Some records
--- Start ---

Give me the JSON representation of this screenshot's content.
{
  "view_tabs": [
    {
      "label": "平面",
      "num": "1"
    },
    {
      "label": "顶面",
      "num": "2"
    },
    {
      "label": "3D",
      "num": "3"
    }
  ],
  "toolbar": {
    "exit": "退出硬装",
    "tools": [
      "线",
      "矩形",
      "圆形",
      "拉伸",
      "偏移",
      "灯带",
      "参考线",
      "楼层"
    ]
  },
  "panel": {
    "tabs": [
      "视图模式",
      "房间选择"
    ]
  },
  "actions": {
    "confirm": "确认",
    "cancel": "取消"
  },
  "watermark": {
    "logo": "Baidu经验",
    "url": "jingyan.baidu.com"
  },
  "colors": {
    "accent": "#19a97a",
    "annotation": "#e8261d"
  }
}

--- End ---

REQUIREMENT
Take the entries above and copy them out exactly.

ANSWER TO THIS TASK
Give me the JSON representation of this screenshot's content.
{
  "view_tabs": [
    {
      "label": "平面",
      "num": "1"
    },
    {
      "label": "顶面",
      "num": "2"
    },
    {
      "label": "3D",
      "num": "3"
    }
  ],
  "toolbar": {
    "exit": "退出硬装",
    "tools": [
      "线",
      "矩形",
      "圆形",
      "拉伸",
      "偏移",
      "灯带",
      "参考线",
      "楼层"
    ]
  },
  "panel": {
    "tabs": [
      "视图模式",
      "房间选择"
    ]
  },
  "actions": {
    "confirm": "确认",
    "cancel": "取消"
  },
  "watermark": {
    "logo": "Baidu经验",
    "url": "jingyan.baidu.com"
  },
  "colors": {
    "accent": "#19a97a",
    "annotation": "#e8261d"
  }
}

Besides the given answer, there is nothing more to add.